▸ **Instruction A**:
In the concert review below, condense the paragraph beginning "One of the endearing features of the club" into a shorter version that keeps its main facts.

▸ **Reading text**:
______
YOU KNOW that moment when you hear something on the radio that's so compelling, so perfect, you have to drop whatever you're doing and listen hard? That's how I first heard Miles Davis. And that's how I felt when I heard Mark Isham's Miles Remembered: The Silent Way Project, while doing the washing-up the other day. The track clearly wasn't Miles but it wasn't not Miles; it had the late trumpeter's spirit running through it like the lettering in a stick of Blackpool rock. And Isham's band, playing at Ronnie Scott's all this week, sounds as good in person as it does on the new CD.

One of the endearing features of the club is that you can hear the most sublime creative music in what is both a jazz cathedral, its walls packed with devout David Redfern photographs; and a restaurant, a busy Soho joint complete with bustling, noiseless waitresses and swinging kitchen doors. For jazz musicians it's a great venue, because people come to listen and relax. There are two long sets that allow time to experiment and stretch out, to extend the fleeting moment in front of a largely knowledgeable and sympathetic audience. With music like this, a skilful integration of tradition and modernity, it's a place for the "long now" (to use Stewart Brand's useful term).

The night kicked off with "Right Off", Davis's 1970 theme from Jack Johnson, its shuffle groove expertly steered by drummer Michael Barsimanto. Isham directed the band with occasional hand signals for key and feel changes, and played dazzling trumpet breaks that would have surprised anyone who knew only his "new age" albums or his melodic movie scores. The trumpet was superbly amplified by a little microphone wired to the bell. Late- Nineties electronics mean that they can realise some of Davis's record- producer Teo Macero's studio techniques live. After a 20-minute jam or so, the band moved into "Internet", not a Davis track but a convincing pastiche of his late- Sixties style. Then we heard a moving hybrid of Joe Zawinul's "In a Silent Way" and Davis's "Milestones", followed by "Great Expectations", with its monster riff impressively wrangled by Doug Lunn on five-string bass.
______
▸ **Records for the task**:
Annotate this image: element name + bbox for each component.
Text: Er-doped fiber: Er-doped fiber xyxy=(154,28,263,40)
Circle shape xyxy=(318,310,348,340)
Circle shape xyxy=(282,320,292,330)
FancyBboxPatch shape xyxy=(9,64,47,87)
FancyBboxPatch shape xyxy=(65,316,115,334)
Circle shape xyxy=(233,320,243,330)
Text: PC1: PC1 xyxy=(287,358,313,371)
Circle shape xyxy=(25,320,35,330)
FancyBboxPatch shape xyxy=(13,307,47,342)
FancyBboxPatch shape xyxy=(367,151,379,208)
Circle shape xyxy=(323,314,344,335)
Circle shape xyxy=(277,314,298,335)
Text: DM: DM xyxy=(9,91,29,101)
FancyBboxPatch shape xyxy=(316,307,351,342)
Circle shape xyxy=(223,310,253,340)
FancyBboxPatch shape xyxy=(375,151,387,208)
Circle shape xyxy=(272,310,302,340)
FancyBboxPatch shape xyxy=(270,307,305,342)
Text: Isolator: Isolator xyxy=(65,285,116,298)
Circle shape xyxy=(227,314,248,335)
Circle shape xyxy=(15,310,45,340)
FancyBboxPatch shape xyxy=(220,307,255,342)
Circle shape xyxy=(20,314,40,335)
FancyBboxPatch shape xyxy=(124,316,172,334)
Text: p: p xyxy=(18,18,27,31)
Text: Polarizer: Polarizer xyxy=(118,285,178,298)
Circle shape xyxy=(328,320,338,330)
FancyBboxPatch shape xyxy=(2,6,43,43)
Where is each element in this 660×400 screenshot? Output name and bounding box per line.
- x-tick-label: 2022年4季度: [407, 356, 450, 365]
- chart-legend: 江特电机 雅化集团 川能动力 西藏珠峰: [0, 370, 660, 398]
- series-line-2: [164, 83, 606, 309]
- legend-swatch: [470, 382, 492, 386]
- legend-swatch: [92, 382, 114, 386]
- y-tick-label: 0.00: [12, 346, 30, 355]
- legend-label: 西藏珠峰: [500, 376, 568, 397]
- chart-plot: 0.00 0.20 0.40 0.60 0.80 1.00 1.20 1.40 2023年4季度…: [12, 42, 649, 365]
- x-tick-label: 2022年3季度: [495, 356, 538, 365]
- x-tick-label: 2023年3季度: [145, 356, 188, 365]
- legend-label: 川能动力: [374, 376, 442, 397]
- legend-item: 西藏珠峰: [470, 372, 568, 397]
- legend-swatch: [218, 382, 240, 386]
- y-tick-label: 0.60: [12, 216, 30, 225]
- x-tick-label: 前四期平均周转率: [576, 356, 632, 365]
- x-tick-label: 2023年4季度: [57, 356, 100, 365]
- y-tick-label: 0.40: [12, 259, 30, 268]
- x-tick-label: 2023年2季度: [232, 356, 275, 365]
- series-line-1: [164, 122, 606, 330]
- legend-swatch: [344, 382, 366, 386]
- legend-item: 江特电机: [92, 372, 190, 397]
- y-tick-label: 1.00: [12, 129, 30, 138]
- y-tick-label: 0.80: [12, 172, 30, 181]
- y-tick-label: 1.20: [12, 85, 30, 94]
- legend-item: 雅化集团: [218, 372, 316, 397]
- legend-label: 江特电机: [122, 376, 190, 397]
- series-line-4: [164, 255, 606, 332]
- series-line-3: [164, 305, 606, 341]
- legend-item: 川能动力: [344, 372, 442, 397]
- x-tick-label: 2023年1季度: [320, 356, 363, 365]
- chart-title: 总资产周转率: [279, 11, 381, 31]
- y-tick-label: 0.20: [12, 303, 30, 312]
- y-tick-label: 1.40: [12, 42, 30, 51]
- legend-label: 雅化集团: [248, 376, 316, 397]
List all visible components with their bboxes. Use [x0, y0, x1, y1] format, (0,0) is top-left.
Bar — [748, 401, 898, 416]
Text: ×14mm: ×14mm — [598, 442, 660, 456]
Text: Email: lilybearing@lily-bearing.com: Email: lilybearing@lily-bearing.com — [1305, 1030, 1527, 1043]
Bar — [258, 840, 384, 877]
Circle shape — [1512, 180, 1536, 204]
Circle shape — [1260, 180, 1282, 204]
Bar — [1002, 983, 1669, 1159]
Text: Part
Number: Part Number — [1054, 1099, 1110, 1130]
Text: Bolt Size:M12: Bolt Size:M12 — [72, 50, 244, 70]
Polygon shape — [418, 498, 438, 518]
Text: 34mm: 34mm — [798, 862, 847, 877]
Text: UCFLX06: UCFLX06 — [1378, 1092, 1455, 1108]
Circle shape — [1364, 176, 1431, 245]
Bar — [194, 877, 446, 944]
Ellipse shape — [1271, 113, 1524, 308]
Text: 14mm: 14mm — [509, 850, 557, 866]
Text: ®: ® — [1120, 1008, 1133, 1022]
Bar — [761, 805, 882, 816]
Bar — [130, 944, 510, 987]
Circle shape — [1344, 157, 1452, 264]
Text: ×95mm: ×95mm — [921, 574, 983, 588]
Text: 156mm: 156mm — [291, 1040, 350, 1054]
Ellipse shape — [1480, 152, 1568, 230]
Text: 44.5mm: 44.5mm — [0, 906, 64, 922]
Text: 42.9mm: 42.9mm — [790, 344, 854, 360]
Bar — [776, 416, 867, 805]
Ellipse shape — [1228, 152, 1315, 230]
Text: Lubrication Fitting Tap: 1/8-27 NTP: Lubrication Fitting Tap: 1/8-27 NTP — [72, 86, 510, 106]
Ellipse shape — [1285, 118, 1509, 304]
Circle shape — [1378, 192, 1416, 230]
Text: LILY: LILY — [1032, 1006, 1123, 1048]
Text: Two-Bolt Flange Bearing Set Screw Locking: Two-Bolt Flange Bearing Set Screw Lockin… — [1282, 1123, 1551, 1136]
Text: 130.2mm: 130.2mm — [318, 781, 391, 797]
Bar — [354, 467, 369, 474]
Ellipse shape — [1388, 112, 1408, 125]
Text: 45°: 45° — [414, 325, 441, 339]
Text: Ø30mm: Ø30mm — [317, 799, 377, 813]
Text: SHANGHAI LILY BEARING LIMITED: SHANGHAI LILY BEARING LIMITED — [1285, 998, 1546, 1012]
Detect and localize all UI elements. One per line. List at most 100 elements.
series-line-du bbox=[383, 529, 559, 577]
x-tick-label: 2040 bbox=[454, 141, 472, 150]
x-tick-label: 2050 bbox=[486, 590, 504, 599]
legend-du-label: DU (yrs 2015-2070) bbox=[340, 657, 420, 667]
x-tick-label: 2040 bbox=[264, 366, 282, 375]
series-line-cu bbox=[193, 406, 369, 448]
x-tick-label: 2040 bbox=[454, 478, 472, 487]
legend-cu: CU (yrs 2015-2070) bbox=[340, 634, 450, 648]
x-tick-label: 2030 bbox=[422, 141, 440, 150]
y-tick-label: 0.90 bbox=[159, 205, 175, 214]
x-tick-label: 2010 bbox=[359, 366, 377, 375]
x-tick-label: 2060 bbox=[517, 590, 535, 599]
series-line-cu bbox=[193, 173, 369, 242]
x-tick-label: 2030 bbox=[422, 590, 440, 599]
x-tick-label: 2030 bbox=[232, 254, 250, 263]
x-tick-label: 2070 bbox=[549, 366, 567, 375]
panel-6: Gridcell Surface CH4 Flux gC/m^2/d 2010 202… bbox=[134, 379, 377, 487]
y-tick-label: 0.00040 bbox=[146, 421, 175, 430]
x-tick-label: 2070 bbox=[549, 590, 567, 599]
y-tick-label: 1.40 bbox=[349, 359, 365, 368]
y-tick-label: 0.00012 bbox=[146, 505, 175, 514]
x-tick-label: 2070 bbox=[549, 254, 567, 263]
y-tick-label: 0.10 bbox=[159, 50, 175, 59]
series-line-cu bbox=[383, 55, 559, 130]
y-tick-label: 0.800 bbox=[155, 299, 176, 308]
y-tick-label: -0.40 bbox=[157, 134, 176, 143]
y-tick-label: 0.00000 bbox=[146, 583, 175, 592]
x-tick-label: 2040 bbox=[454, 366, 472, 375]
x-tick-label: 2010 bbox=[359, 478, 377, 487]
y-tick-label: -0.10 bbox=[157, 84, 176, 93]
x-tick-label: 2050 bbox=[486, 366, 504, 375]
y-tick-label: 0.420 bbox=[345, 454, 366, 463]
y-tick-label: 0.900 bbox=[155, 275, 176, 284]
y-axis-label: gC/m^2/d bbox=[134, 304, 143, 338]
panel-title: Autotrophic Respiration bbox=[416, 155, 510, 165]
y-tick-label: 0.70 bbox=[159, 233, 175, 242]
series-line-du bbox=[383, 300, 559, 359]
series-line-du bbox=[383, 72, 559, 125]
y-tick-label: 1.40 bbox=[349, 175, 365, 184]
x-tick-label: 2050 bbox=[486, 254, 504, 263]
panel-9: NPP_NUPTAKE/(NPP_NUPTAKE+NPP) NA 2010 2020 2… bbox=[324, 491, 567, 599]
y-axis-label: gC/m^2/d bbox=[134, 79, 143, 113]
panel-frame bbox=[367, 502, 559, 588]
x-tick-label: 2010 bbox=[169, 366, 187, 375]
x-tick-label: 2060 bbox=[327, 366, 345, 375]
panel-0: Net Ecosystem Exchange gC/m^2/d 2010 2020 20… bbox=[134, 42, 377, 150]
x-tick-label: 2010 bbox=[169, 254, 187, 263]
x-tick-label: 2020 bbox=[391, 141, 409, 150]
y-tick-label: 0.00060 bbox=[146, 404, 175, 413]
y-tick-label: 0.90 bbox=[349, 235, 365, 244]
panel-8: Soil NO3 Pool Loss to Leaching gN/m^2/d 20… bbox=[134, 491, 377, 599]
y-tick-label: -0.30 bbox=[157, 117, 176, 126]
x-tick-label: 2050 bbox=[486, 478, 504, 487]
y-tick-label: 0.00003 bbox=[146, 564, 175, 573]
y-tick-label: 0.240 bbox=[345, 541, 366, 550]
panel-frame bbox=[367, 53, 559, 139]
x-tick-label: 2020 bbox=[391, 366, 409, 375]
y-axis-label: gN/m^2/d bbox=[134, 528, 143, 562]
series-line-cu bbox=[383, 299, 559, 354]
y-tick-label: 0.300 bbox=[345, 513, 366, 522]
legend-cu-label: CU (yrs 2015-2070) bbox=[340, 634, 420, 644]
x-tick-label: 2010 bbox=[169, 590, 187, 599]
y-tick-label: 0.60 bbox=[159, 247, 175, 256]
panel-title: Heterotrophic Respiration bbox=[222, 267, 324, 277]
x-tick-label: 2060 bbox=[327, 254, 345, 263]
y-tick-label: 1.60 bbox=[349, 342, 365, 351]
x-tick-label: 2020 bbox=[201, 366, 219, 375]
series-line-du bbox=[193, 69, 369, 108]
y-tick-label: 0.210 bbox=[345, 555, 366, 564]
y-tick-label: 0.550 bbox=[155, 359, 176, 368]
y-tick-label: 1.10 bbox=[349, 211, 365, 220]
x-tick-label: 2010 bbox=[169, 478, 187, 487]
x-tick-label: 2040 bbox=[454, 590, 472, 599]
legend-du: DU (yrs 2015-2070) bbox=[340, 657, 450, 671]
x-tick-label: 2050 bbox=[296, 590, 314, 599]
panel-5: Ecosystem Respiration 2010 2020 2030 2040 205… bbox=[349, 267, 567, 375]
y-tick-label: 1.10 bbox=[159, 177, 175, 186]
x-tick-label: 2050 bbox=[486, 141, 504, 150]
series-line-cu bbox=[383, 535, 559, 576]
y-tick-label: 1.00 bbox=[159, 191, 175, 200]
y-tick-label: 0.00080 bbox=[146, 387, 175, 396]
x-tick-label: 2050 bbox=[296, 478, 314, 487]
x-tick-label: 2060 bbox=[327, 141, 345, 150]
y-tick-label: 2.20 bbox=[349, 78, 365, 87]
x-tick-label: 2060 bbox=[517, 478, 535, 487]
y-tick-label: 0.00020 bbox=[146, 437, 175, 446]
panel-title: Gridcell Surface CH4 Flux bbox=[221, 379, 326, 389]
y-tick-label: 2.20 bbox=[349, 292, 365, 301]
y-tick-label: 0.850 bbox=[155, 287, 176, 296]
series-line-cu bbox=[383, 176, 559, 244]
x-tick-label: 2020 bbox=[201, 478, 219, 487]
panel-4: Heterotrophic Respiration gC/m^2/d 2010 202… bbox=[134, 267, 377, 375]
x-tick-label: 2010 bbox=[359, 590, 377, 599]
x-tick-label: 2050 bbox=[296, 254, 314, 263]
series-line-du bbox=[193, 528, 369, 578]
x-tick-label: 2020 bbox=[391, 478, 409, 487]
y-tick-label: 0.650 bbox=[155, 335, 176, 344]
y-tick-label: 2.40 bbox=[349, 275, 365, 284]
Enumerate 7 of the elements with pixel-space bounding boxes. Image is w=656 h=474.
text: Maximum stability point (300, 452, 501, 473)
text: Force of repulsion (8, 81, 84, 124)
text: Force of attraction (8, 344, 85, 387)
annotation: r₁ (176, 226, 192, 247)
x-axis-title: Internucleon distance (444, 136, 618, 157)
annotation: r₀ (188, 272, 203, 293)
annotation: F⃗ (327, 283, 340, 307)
______
▸ **Instruction B**:
Starting at the first line of the records and ending at the line that contains "Text: p: p xyxy=(18,18,27,31)", give those record lines as a Markdown table with the columns Number and Record line, leaving out any blank lines.

▸ **Complete response A**:
The club is both a jazz cathedral, its walls packed with David Redfern photographs, and a busy Soho restaurant with bustling waitresses and swinging kitchen doors. Jazz musicians value it because people come to listen and relax. Its two long sets give players time to experiment and stretch out before a largely knowledgeable and sympathetic audience. With music that skillfully integrates tradition and modernity, it is a place for the "long now," to use Stewart Brand's term.

▸ **Complete response B**:
| Number | Record line |
|---|---|
| 1 | Annotate this image: element name + bbox for each component. |
| 2 | Text: Er-doped fiber: Er-doped fiber xyxy=(154,28,263,40) |
| 3 | Circle shape xyxy=(318,310,348,340) |
| 4 | Circle shape xyxy=(282,320,292,330) |
| 5 | FancyBboxPatch shape xyxy=(9,64,47,87) |
| 6 | FancyBboxPatch shape xyxy=(65,316,115,334) |
| 7 | Circle shape xyxy=(233,320,243,330) |
| 8 | Text: PC1: PC1 xyxy=(287,358,313,371) |
| 9 | Circle shape xyxy=(25,320,35,330) |
| 10 | FancyBboxPatch shape xyxy=(13,307,47,342) |
| 11 | FancyBboxPatch shape xyxy=(367,151,379,208) |
| 12 | Circle shape xyxy=(323,314,344,335) |
| 13 | Circle shape xyxy=(277,314,298,335) |
| 14 | Text: DM: DM xyxy=(9,91,29,101) |
| 15 | FancyBboxPatch shape xyxy=(316,307,351,342) |
| 16 | Circle shape xyxy=(223,310,253,340) |
| 17 | FancyBboxPatch shape xyxy=(375,151,387,208) |
| 18 | Circle shape xyxy=(272,310,302,340) |
| 19 | FancyBboxPatch shape xyxy=(270,307,305,342) |
| 20 | Text: Isolator: Isolator xyxy=(65,285,116,298) |
| 21 | Circle shape xyxy=(227,314,248,335) |
| 22 | Circle shape xyxy=(15,310,45,340) |
| 23 | FancyBboxPatch shape xyxy=(220,307,255,342) |
| 24 | Circle shape xyxy=(20,314,40,335) |
| 25 | FancyBboxPatch shape xyxy=(124,316,172,334) |
| 26 | Text: p: p xyxy=(18,18,27,31) |